Determine how many lines of the entries contain "遵纪守法". Reply with that number alone.

------------------------------------------------

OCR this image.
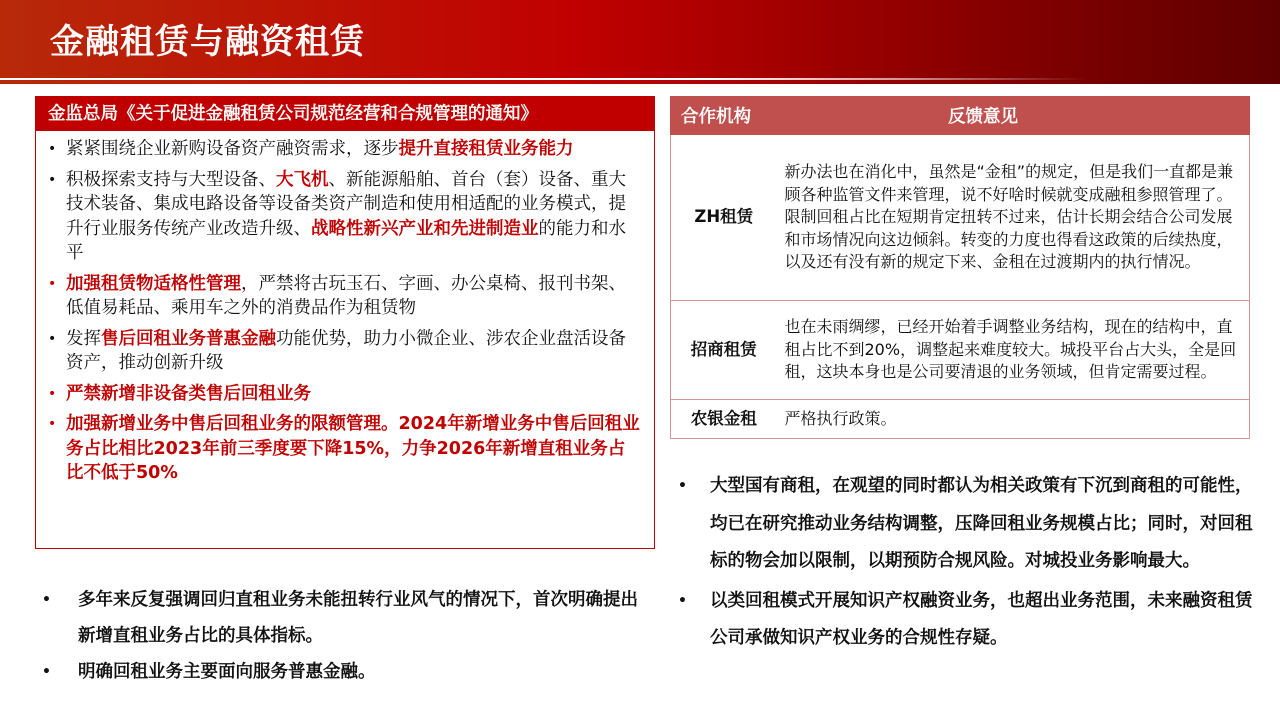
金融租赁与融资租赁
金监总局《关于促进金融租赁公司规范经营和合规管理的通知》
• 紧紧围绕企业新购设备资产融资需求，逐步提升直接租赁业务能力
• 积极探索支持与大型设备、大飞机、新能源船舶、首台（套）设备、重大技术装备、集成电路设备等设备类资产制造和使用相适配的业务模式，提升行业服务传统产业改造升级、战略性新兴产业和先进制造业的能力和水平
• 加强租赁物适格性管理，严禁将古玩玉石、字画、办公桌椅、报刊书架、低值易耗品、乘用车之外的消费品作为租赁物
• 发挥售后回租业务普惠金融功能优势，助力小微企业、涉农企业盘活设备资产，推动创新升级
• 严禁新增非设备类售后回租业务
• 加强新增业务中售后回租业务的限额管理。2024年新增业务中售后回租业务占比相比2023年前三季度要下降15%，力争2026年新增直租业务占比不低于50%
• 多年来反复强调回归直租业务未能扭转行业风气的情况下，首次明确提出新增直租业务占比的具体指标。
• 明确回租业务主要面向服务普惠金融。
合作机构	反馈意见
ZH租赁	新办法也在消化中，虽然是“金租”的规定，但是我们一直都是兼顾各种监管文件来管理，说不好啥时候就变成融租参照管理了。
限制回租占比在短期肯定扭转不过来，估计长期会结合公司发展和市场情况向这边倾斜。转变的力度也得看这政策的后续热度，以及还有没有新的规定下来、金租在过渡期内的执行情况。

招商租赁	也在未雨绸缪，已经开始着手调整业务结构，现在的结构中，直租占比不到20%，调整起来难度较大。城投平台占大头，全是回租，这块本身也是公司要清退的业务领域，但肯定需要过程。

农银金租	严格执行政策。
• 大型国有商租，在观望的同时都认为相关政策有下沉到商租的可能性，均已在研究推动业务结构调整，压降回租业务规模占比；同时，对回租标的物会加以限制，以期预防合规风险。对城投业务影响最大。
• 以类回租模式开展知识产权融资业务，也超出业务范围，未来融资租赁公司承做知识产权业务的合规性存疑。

------------------------------------------------

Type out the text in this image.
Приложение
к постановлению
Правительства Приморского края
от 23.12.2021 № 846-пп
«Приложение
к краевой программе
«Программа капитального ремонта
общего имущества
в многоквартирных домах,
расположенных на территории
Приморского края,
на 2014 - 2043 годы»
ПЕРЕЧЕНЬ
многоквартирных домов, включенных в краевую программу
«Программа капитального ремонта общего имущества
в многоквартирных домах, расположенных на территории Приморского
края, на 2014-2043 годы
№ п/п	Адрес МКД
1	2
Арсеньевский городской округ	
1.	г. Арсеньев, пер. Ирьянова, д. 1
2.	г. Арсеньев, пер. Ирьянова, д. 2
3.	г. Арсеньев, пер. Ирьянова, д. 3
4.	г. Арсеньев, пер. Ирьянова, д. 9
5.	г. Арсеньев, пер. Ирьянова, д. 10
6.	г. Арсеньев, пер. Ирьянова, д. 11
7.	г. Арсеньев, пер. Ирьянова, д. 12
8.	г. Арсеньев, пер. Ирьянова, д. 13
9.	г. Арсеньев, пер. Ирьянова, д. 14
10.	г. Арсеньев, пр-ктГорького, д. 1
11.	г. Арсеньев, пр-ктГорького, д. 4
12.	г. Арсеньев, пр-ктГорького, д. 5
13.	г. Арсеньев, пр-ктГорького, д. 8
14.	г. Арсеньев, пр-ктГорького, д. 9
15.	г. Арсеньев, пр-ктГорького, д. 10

------------------------------------------------

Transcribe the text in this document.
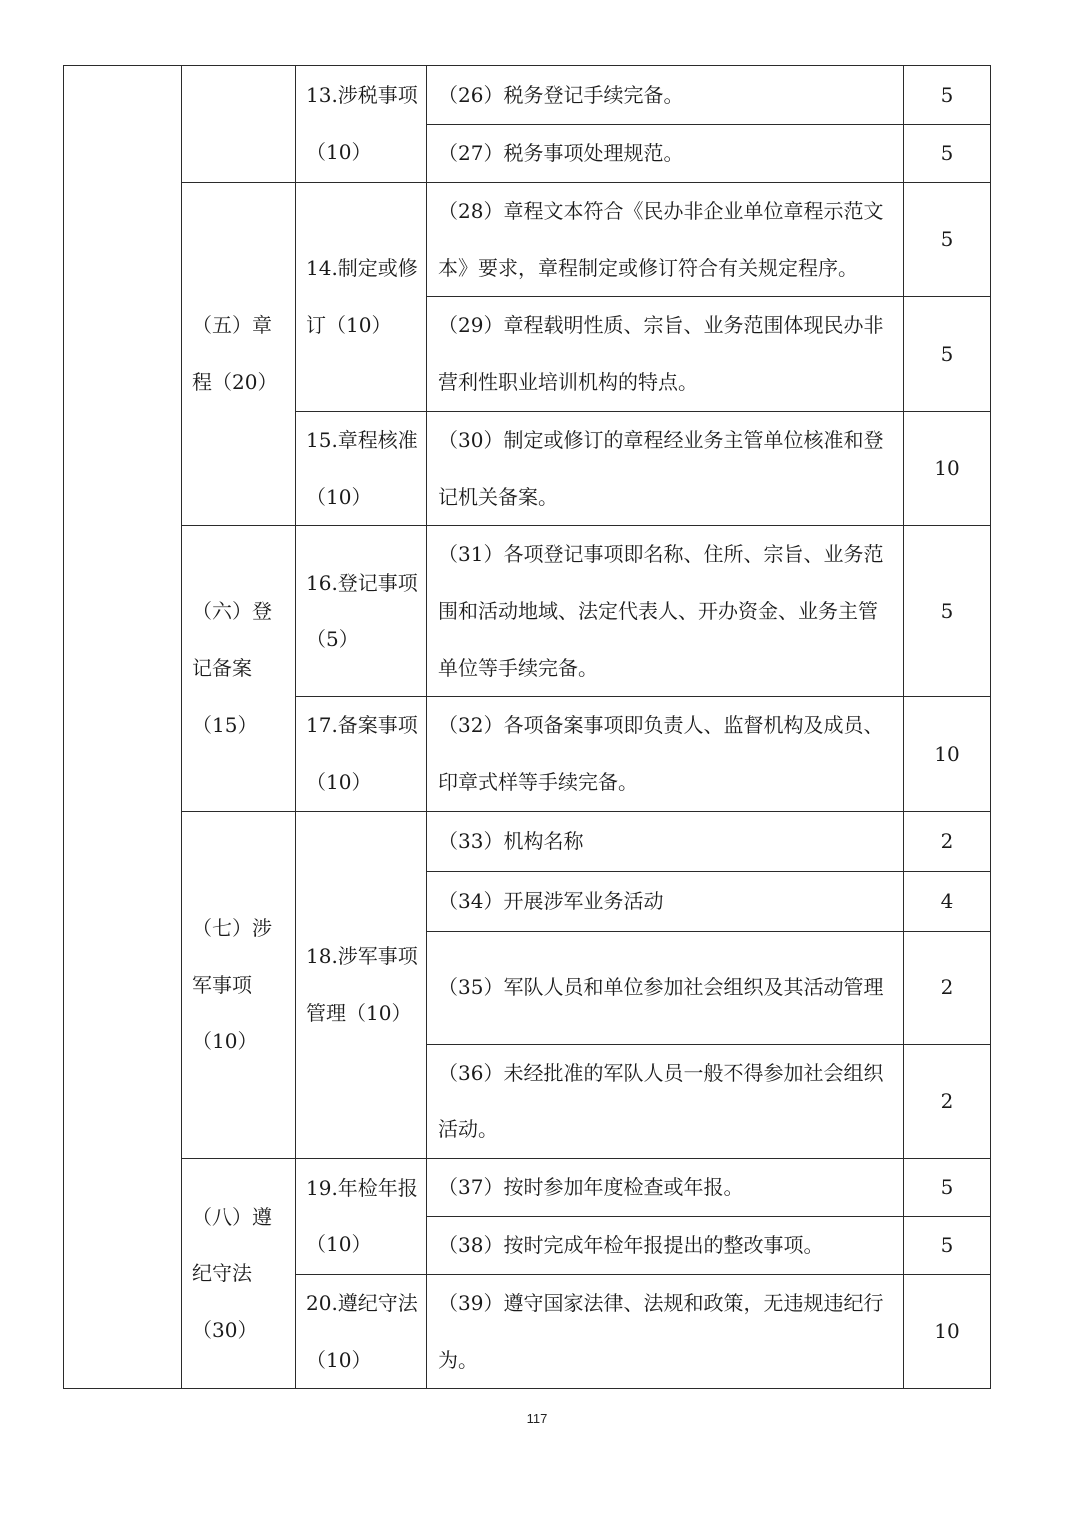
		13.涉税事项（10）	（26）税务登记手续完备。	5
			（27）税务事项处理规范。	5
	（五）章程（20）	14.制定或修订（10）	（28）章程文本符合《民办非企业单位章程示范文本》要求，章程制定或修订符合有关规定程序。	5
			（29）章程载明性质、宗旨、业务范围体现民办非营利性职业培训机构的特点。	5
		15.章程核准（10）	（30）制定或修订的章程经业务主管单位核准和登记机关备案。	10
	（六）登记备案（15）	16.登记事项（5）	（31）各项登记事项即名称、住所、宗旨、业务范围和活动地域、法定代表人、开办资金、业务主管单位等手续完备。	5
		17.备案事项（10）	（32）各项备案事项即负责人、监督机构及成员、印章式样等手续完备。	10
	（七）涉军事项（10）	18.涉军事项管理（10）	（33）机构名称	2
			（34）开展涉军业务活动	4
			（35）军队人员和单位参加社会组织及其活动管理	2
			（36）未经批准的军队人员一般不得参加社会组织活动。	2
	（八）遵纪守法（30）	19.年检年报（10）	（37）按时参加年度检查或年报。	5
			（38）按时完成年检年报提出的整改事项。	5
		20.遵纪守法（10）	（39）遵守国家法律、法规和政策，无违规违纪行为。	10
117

------------------------------------------------

- Task solution -
2